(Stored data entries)
§ §

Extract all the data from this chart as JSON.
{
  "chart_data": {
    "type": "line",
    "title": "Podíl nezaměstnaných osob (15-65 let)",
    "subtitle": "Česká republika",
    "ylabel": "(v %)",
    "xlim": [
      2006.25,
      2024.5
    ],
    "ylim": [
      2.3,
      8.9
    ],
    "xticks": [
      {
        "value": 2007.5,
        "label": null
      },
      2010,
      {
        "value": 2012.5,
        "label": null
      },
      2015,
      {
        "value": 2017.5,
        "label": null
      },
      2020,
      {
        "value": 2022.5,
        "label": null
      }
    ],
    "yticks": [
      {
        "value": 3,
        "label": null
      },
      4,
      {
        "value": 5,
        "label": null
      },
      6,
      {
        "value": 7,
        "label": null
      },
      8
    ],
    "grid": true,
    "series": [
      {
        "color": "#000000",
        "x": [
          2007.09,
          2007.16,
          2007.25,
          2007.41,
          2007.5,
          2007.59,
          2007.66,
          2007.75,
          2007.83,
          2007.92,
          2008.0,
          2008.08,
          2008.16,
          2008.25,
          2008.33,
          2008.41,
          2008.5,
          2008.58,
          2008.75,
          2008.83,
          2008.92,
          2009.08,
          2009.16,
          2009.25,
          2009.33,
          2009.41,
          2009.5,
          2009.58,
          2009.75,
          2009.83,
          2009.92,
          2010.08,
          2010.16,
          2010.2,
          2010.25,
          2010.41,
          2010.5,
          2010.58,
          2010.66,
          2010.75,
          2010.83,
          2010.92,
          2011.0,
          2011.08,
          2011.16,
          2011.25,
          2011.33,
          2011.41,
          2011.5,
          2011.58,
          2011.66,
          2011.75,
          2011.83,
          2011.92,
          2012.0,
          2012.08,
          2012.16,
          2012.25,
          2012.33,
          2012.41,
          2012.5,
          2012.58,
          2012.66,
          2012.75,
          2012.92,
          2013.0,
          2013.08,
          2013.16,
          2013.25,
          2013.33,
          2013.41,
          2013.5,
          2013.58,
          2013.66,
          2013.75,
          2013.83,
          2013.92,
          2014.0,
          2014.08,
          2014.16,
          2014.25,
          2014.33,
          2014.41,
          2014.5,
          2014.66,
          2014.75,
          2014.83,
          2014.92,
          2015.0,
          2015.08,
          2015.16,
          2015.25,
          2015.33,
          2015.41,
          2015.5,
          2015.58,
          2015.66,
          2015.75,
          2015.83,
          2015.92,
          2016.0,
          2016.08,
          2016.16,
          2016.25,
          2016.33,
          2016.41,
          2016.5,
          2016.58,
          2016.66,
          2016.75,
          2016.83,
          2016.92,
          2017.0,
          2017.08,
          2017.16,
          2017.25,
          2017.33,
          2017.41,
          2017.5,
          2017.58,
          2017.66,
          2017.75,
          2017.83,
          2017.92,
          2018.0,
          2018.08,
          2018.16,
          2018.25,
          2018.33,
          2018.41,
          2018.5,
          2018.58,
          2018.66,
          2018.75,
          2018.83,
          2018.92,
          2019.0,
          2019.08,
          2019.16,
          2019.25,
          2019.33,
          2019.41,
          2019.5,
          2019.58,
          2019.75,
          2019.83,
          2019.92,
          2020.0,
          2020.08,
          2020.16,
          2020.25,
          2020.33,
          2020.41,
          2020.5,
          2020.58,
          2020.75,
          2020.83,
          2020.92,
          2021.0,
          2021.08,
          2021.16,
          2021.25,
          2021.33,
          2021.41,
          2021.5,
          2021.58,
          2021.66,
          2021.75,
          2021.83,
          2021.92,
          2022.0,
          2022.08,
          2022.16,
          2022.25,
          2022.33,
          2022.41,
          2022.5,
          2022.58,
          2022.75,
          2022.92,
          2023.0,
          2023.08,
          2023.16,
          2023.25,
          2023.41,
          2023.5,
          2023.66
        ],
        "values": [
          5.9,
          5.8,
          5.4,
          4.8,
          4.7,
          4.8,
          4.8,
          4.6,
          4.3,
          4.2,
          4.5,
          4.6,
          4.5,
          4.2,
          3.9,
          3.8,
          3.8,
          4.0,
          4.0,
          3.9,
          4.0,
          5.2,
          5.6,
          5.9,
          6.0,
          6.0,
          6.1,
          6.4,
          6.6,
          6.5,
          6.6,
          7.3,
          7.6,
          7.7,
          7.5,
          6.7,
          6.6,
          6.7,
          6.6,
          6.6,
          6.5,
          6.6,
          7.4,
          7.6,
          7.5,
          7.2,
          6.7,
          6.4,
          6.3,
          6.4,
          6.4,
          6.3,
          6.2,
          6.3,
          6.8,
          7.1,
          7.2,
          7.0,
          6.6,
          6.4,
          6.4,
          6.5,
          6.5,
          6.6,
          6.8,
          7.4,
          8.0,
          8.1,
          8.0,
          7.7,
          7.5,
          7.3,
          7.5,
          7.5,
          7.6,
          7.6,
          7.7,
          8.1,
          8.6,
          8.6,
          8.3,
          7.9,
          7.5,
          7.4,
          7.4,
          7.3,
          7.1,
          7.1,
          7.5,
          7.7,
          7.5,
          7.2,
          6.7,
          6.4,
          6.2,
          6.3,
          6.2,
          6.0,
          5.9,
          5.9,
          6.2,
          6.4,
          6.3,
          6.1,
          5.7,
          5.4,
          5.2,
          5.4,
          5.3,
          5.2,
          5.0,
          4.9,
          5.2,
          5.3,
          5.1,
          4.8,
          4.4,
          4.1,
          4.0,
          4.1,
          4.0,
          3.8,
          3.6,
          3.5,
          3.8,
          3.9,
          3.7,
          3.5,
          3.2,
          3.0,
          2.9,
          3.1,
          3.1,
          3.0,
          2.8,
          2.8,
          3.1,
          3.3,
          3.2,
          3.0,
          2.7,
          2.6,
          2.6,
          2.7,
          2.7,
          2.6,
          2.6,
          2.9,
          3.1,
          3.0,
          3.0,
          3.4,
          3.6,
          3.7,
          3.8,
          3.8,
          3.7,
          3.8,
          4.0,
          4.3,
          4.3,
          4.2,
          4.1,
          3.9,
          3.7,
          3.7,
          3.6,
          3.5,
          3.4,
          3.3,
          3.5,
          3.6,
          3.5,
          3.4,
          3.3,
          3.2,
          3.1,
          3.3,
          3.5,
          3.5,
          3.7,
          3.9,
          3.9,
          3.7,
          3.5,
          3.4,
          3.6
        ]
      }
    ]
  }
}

§ §

GIVEN TASK> Send back every record, precisely as written.

EXPECTED OUTPUT>
Extract all the data from this chart as JSON.
{
  "chart_data": {
    "type": "line",
    "title": "Podíl nezaměstnaných osob (15-65 let)",
    "subtitle": "Česká republika",
    "ylabel": "(v %)",
    "xlim": [
      2006.25,
      2024.5
    ],
    "ylim": [
      2.3,
      8.9
    ],
    "xticks": [
      {
        "value": 2007.5,
        "label": null
      },
      2010,
      {
        "value": 2012.5,
        "label": null
      },
      2015,
      {
        "value": 2017.5,
        "label": null
      },
      2020,
      {
        "value": 2022.5,
        "label": null
      }
    ],
    "yticks": [
      {
        "value": 3,
        "label": null
      },
      4,
      {
        "value": 5,
        "label": null
      },
      6,
      {
        "value": 7,
        "label": null
      },
      8
    ],
    "grid": true,
    "series": [
      {
        "color": "#000000",
        "x": [
          2007.09,
          2007.16,
          2007.25,
          2007.41,
          2007.5,
          2007.59,
          2007.66,
          2007.75,
          2007.83,
          2007.92,
          2008.0,
          2008.08,
          2008.16,
          2008.25,
          2008.33,
          2008.41,
          2008.5,
          2008.58,
          2008.75,
          2008.83,
          2008.92,
          2009.08,
          2009.16,
          2009.25,
          2009.33,
          2009.41,
          2009.5,
          2009.58,
          2009.75,
          2009.83,
          2009.92,
          2010.08,
          2010.16,
          2010.2,
          2010.25,
          2010.41,
          2010.5,
          2010.58,
          2010.66,
          2010.75,
          2010.83,
          2010.92,
          2011.0,
          2011.08,
          2011.16,
          2011.25,
          2011.33,
          2011.41,
          2011.5,
          2011.58,
          2011.66,
          2011.75,
          2011.83,
          2011.92,
          2012.0,
          2012.08,
          2012.16,
          2012.25,
          2012.33,
          2012.41,
          2012.5,
          2012.58,
          2012.66,
          2012.75,
          2012.92,
          2013.0,
          2013.08,
          2013.16,
          2013.25,
          2013.33,
          2013.41,
          2013.5,
          2013.58,
          2013.66,
          2013.75,
          2013.83,
          2013.92,
          2014.0,
          2014.08,
          2014.16,
          2014.25,
          2014.33,
          2014.41,
          2014.5,
          2014.66,
          2014.75,
          2014.83,
          2014.92,
          2015.0,
          2015.08,
          2015.16,
          2015.25,
          2015.33,
          2015.41,
          2015.5,
          2015.58,
          2015.66,
          2015.75,
          2015.83,
          2015.92,
          2016.0,
          2016.08,
          2016.16,
          2016.25,
          2016.33,
          2016.41,
          2016.5,
          2016.58,
          2016.66,
          2016.75,
          2016.83,
          2016.92,
          2017.0,
          2017.08,
          2017.16,
          2017.25,
          2017.33,
          2017.41,
          2017.5,
          2017.58,
          2017.66,
          2017.75,
          2017.83,
          2017.92,
          2018.0,
          2018.08,
          2018.16,
          2018.25,
          2018.33,
          2018.41,
          2018.5,
          2018.58,
          2018.66,
          2018.75,
          2018.83,
          2018.92,
          2019.0,
          2019.08,
          2019.16,
          2019.25,
          2019.33,
          2019.41,
          2019.5,
          2019.58,
          2019.75,
          2019.83,
          2019.92,
          2020.0,
          2020.08,
          2020.16,
          2020.25,
          2020.33,
          2020.41,
          2020.5,
          2020.58,
          2020.75,
          2020.83,
          2020.92,
          2021.0,
          2021.08,
          2021.16,
          2021.25,
          2021.33,
          2021.41,
          2021.5,
          2021.58,
          2021.66,
          2021.75,
          2021.83,
          2021.92,
          2022.0,
          2022.08,
          2022.16,
          2022.25,
          2022.33,
          2022.41,
          2022.5,
          2022.58,
          2022.75,
          2022.92,
          2023.0,
          2023.08,
          2023.16,
          2023.25,
          2023.41,
          2023.5,
          2023.66
        ],
        "values": [
          5.9,
          5.8,
          5.4,
          4.8,
          4.7,
          4.8,
          4.8,
          4.6,
          4.3,
          4.2,
          4.5,
          4.6,
          4.5,
          4.2,
          3.9,
          3.8,
          3.8,
          4.0,
          4.0,
          3.9,
          4.0,
          5.2,
          5.6,
          5.9,
          6.0,
          6.0,
          6.1,
          6.4,
          6.6,
          6.5,
          6.6,
          7.3,
          7.6,
          7.7,
          7.5,
          6.7,
          6.6,
          6.7,
          6.6,
          6.6,
          6.5,
          6.6,
          7.4,
          7.6,
          7.5,
          7.2,
          6.7,
          6.4,
          6.3,
          6.4,
          6.4,
          6.3,
          6.2,
          6.3,
          6.8,
          7.1,
          7.2,
          7.0,
          6.6,
          6.4,
          6.4,
          6.5,
          6.5,
          6.6,
          6.8,
          7.4,
          8.0,
          8.1,
          8.0,
          7.7,
          7.5,
          7.3,
          7.5,
          7.5,
          7.6,
          7.6,
          7.7,
          8.1,
          8.6,
          8.6,
          8.3,
          7.9,
          7.5,
          7.4,
          7.4,
          7.3,
          7.1,
          7.1,
          7.5,
          7.7,
          7.5,
          7.2,
          6.7,
          6.4,
          6.2,
          6.3,
          6.2,
          6.0,
          5.9,
          5.9,
          6.2,
          6.4,
          6.3,
          6.1,
          5.7,
          5.4,
          5.2,
          5.4,
          5.3,
          5.2,
          5.0,
          4.9,
          5.2,
          5.3,
          5.1,
          4.8,
          4.4,
          4.1,
          4.0,
          4.1,
          4.0,
          3.8,
          3.6,
          3.5,
          3.8,
          3.9,
          3.7,
          3.5,
          3.2,
          3.0,
          2.9,
          3.1,
          3.1,
          3.0,
          2.8,
          2.8,
          3.1,
          3.3,
          3.2,
          3.0,
          2.7,
          2.6,
          2.6,
          2.7,
          2.7,
          2.6,
          2.6,
          2.9,
          3.1,
          3.0,
          3.0,
          3.4,
          3.6,
          3.7,
          3.8,
          3.8,
          3.7,
          3.8,
          4.0,
          4.3,
          4.3,
          4.2,
          4.1,
          3.9,
          3.7,
          3.7,
          3.6,
          3.5,
          3.4,
          3.3,
          3.5,
          3.6,
          3.5,
          3.4,
          3.3,
          3.2,
          3.1,
          3.3,
          3.5,
          3.5,
          3.7,
          3.9,
          3.9,
          3.7,
          3.5,
          3.4,
          3.6
        ]
      }
    ]
  }
}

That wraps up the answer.